(Data extracted from a collection)
------------------------------------------------
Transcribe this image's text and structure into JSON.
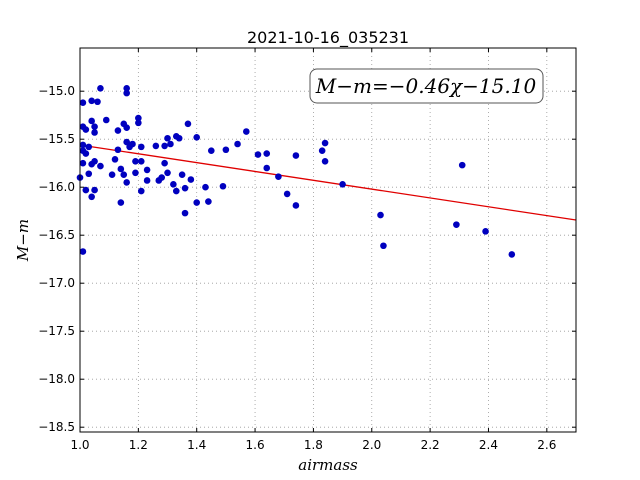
{
  "chart_data": {
    "type": "scatter",
    "title": "2021-10-16_035231",
    "xlabel": "airmass",
    "ylabel": "M−m",
    "xlim": [
      1.0,
      2.7
    ],
    "ylim": [
      -18.55,
      -14.55
    ],
    "y_inverted": true,
    "grid": true,
    "x_ticks": [
      1.0,
      1.2,
      1.4,
      1.6,
      1.8,
      2.0,
      2.2,
      2.4,
      2.6
    ],
    "x_tick_labels": [
      "1.0",
      "1.2",
      "1.4",
      "1.6",
      "1.8",
      "2.0",
      "2.2",
      "2.4",
      "2.6"
    ],
    "y_ticks": [
      -15.0,
      -15.5,
      -16.0,
      -16.5,
      -17.0,
      -17.5,
      -18.0,
      -18.5
    ],
    "y_tick_labels": [
      "−15.0",
      "−15.5",
      "−16.0",
      "−16.5",
      "−17.0",
      "−17.5",
      "−18.0",
      "−18.5"
    ],
    "annotation": "M−m=−0.46χ−15.10",
    "colors": {
      "points": "#0000bf",
      "fit": "#e00000",
      "grid": "#9a9a9a"
    },
    "fit": {
      "slope": -0.46,
      "intercept": -15.1
    },
    "points": [
      [
        1.0,
        -15.9
      ],
      [
        1.01,
        -15.56
      ],
      [
        1.01,
        -15.62
      ],
      [
        1.01,
        -15.75
      ],
      [
        1.01,
        -15.37
      ],
      [
        1.01,
        -15.12
      ],
      [
        1.01,
        -16.67
      ],
      [
        1.02,
        -15.4
      ],
      [
        1.02,
        -15.65
      ],
      [
        1.02,
        -16.03
      ],
      [
        1.03,
        -15.58
      ],
      [
        1.03,
        -15.86
      ],
      [
        1.04,
        -15.1
      ],
      [
        1.04,
        -15.31
      ],
      [
        1.04,
        -15.76
      ],
      [
        1.04,
        -16.1
      ],
      [
        1.05,
        -15.37
      ],
      [
        1.05,
        -15.43
      ],
      [
        1.05,
        -15.73
      ],
      [
        1.05,
        -16.03
      ],
      [
        1.06,
        -15.11
      ],
      [
        1.07,
        -14.97
      ],
      [
        1.07,
        -15.78
      ],
      [
        1.09,
        -15.3
      ],
      [
        1.11,
        -15.87
      ],
      [
        1.12,
        -15.71
      ],
      [
        1.13,
        -15.41
      ],
      [
        1.13,
        -15.61
      ],
      [
        1.14,
        -15.81
      ],
      [
        1.14,
        -16.16
      ],
      [
        1.15,
        -15.34
      ],
      [
        1.15,
        -15.87
      ],
      [
        1.16,
        -14.97
      ],
      [
        1.16,
        -15.02
      ],
      [
        1.16,
        -15.38
      ],
      [
        1.16,
        -15.53
      ],
      [
        1.16,
        -15.95
      ],
      [
        1.17,
        -15.58
      ],
      [
        1.18,
        -15.55
      ],
      [
        1.19,
        -15.73
      ],
      [
        1.19,
        -15.85
      ],
      [
        1.2,
        -15.28
      ],
      [
        1.2,
        -15.33
      ],
      [
        1.21,
        -15.58
      ],
      [
        1.21,
        -15.73
      ],
      [
        1.21,
        -16.04
      ],
      [
        1.23,
        -15.82
      ],
      [
        1.23,
        -15.93
      ],
      [
        1.26,
        -15.57
      ],
      [
        1.27,
        -15.93
      ],
      [
        1.28,
        -15.9
      ],
      [
        1.29,
        -15.57
      ],
      [
        1.29,
        -15.75
      ],
      [
        1.3,
        -15.49
      ],
      [
        1.3,
        -15.85
      ],
      [
        1.31,
        -15.55
      ],
      [
        1.32,
        -15.97
      ],
      [
        1.33,
        -15.47
      ],
      [
        1.33,
        -16.04
      ],
      [
        1.34,
        -15.49
      ],
      [
        1.35,
        -15.87
      ],
      [
        1.36,
        -16.01
      ],
      [
        1.36,
        -16.27
      ],
      [
        1.37,
        -15.34
      ],
      [
        1.38,
        -15.92
      ],
      [
        1.4,
        -15.48
      ],
      [
        1.4,
        -16.16
      ],
      [
        1.43,
        -16.0
      ],
      [
        1.44,
        -16.15
      ],
      [
        1.45,
        -15.62
      ],
      [
        1.49,
        -15.99
      ],
      [
        1.5,
        -15.61
      ],
      [
        1.54,
        -15.55
      ],
      [
        1.57,
        -15.42
      ],
      [
        1.61,
        -15.66
      ],
      [
        1.64,
        -15.65
      ],
      [
        1.64,
        -15.8
      ],
      [
        1.68,
        -15.89
      ],
      [
        1.71,
        -16.07
      ],
      [
        1.74,
        -15.67
      ],
      [
        1.74,
        -16.19
      ],
      [
        1.83,
        -15.62
      ],
      [
        1.84,
        -15.54
      ],
      [
        1.84,
        -15.73
      ],
      [
        1.9,
        -15.97
      ],
      [
        2.03,
        -16.29
      ],
      [
        2.04,
        -16.61
      ],
      [
        2.29,
        -16.39
      ],
      [
        2.31,
        -15.77
      ],
      [
        2.39,
        -16.46
      ],
      [
        2.48,
        -16.7
      ]
    ]
  }
}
------------------------------------------------
• What to do:
Exclude the pictures and transcribe all of the entries exactly.

• Full answer:
Transcribe this image's text and structure into JSON.
{
  "chart_data": {
    "type": "scatter",
    "title": "2021-10-16_035231",
    "xlabel": "airmass",
    "ylabel": "M−m",
    "xlim": [
      1.0,
      2.7
    ],
    "ylim": [
      -18.55,
      -14.55
    ],
    "y_inverted": true,
    "grid": true,
    "x_ticks": [
      1.0,
      1.2,
      1.4,
      1.6,
      1.8,
      2.0,
      2.2,
      2.4,
      2.6
    ],
    "x_tick_labels": [
      "1.0",
      "1.2",
      "1.4",
      "1.6",
      "1.8",
      "2.0",
      "2.2",
      "2.4",
      "2.6"
    ],
    "y_ticks": [
      -15.0,
      -15.5,
      -16.0,
      -16.5,
      -17.0,
      -17.5,
      -18.0,
      -18.5
    ],
    "y_tick_labels": [
      "−15.0",
      "−15.5",
      "−16.0",
      "−16.5",
      "−17.0",
      "−17.5",
      "−18.0",
      "−18.5"
    ],
    "annotation": "M−m=−0.46χ−15.10",
    "colors": {
      "points": "#0000bf",
      "fit": "#e00000",
      "grid": "#9a9a9a"
    },
    "fit": {
      "slope": -0.46,
      "intercept": -15.1
    },
    "points": [
      [
        1.0,
        -15.9
      ],
      [
        1.01,
        -15.56
      ],
      [
        1.01,
        -15.62
      ],
      [
        1.01,
        -15.75
      ],
      [
        1.01,
        -15.37
      ],
      [
        1.01,
        -15.12
      ],
      [
        1.01,
        -16.67
      ],
      [
        1.02,
        -15.4
      ],
      [
        1.02,
        -15.65
      ],
      [
        1.02,
        -16.03
      ],
      [
        1.03,
        -15.58
      ],
      [
        1.03,
        -15.86
      ],
      [
        1.04,
        -15.1
      ],
      [
        1.04,
        -15.31
      ],
      [
        1.04,
        -15.76
      ],
      [
        1.04,
        -16.1
      ],
      [
        1.05,
        -15.37
      ],
      [
        1.05,
        -15.43
      ],
      [
        1.05,
        -15.73
      ],
      [
        1.05,
        -16.03
      ],
      [
        1.06,
        -15.11
      ],
      [
        1.07,
        -14.97
      ],
      [
        1.07,
        -15.78
      ],
      [
        1.09,
        -15.3
      ],
      [
        1.11,
        -15.87
      ],
      [
        1.12,
        -15.71
      ],
      [
        1.13,
        -15.41
      ],
      [
        1.13,
        -15.61
      ],
      [
        1.14,
        -15.81
      ],
      [
        1.14,
        -16.16
      ],
      [
        1.15,
        -15.34
      ],
      [
        1.15,
        -15.87
      ],
      [
        1.16,
        -14.97
      ],
      [
        1.16,
        -15.02
      ],
      [
        1.16,
        -15.38
      ],
      [
        1.16,
        -15.53
      ],
      [
        1.16,
        -15.95
      ],
      [
        1.17,
        -15.58
      ],
      [
        1.18,
        -15.55
      ],
      [
        1.19,
        -15.73
      ],
      [
        1.19,
        -15.85
      ],
      [
        1.2,
        -15.28
      ],
      [
        1.2,
        -15.33
      ],
      [
        1.21,
        -15.58
      ],
      [
        1.21,
        -15.73
      ],
      [
        1.21,
        -16.04
      ],
      [
        1.23,
        -15.82
      ],
      [
        1.23,
        -15.93
      ],
      [
        1.26,
        -15.57
      ],
      [
        1.27,
        -15.93
      ],
      [
        1.28,
        -15.9
      ],
      [
        1.29,
        -15.57
      ],
      [
        1.29,
        -15.75
      ],
      [
        1.3,
        -15.49
      ],
      [
        1.3,
        -15.85
      ],
      [
        1.31,
        -15.55
      ],
      [
        1.32,
        -15.97
      ],
      [
        1.33,
        -15.47
      ],
      [
        1.33,
        -16.04
      ],
      [
        1.34,
        -15.49
      ],
      [
        1.35,
        -15.87
      ],
      [
        1.36,
        -16.01
      ],
      [
        1.36,
        -16.27
      ],
      [
        1.37,
        -15.34
      ],
      [
        1.38,
        -15.92
      ],
      [
        1.4,
        -15.48
      ],
      [
        1.4,
        -16.16
      ],
      [
        1.43,
        -16.0
      ],
      [
        1.44,
        -16.15
      ],
      [
        1.45,
        -15.62
      ],
      [
        1.49,
        -15.99
      ],
      [
        1.5,
        -15.61
      ],
      [
        1.54,
        -15.55
      ],
      [
        1.57,
        -15.42
      ],
      [
        1.61,
        -15.66
      ],
      [
        1.64,
        -15.65
      ],
      [
        1.64,
        -15.8
      ],
      [
        1.68,
        -15.89
      ],
      [
        1.71,
        -16.07
      ],
      [
        1.74,
        -15.67
      ],
      [
        1.74,
        -16.19
      ],
      [
        1.83,
        -15.62
      ],
      [
        1.84,
        -15.54
      ],
      [
        1.84,
        -15.73
      ],
      [
        1.9,
        -15.97
      ],
      [
        2.03,
        -16.29
      ],
      [
        2.04,
        -16.61
      ],
      [
        2.29,
        -16.39
      ],
      [
        2.31,
        -15.77
      ],
      [
        2.39,
        -16.46
      ],
      [
        2.48,
        -16.7
      ]
    ]
  }
}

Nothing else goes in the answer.